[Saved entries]
## BEGIN
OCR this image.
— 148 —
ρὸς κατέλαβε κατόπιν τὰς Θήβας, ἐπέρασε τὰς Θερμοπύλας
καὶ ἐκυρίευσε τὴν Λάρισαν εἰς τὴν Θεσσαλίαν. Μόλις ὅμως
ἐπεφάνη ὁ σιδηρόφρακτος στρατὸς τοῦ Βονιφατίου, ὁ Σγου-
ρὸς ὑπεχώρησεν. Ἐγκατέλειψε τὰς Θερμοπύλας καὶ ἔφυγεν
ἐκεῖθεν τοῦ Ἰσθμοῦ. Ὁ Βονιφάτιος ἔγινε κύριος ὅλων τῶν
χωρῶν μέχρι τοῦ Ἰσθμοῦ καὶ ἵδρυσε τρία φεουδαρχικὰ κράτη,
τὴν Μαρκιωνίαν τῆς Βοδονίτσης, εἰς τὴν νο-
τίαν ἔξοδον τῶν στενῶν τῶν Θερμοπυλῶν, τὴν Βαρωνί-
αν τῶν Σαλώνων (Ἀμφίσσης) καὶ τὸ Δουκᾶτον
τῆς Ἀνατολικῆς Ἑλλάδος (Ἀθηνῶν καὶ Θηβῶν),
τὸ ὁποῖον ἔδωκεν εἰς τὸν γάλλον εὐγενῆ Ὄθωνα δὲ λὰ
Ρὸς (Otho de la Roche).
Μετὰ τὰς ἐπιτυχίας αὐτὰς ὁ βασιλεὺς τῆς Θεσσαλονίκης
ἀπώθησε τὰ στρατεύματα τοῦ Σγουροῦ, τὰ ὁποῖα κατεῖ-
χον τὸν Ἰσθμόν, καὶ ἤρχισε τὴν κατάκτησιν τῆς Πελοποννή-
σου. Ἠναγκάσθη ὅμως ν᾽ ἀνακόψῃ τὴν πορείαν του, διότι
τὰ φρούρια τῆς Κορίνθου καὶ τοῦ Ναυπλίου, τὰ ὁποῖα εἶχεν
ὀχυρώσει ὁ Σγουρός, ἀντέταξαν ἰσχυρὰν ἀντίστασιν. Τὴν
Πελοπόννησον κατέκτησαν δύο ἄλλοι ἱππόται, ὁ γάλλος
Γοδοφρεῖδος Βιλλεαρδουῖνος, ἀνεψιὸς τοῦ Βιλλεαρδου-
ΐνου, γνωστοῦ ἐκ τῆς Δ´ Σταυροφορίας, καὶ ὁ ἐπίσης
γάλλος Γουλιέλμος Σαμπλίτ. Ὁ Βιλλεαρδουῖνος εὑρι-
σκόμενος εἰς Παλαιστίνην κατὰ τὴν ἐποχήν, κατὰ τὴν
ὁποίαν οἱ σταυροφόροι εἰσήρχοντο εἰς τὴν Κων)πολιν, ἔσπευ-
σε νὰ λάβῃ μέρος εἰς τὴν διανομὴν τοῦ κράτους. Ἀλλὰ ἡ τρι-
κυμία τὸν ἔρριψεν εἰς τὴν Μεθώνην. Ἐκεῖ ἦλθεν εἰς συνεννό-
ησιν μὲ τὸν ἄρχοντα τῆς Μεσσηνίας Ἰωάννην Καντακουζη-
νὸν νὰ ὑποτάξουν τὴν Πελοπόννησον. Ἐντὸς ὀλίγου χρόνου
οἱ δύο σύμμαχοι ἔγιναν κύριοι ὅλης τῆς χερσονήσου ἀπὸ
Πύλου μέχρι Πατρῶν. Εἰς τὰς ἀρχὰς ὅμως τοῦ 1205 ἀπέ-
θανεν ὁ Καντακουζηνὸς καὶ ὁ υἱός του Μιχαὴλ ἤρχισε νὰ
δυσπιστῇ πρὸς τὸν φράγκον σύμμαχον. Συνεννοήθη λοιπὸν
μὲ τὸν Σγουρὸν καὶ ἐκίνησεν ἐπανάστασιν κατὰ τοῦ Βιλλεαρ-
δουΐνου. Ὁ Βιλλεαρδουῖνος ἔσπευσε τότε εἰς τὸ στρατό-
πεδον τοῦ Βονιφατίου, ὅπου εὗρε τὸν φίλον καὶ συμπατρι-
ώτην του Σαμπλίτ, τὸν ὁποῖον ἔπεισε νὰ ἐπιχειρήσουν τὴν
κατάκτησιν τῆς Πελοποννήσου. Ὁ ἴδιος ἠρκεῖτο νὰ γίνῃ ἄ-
## END
• _EXERCISE REQUIREMENTS_
Count how many lines of the data include the word "Σαμπλίτ". Your reply should be that number alone.

• _THE SOLUTION_
2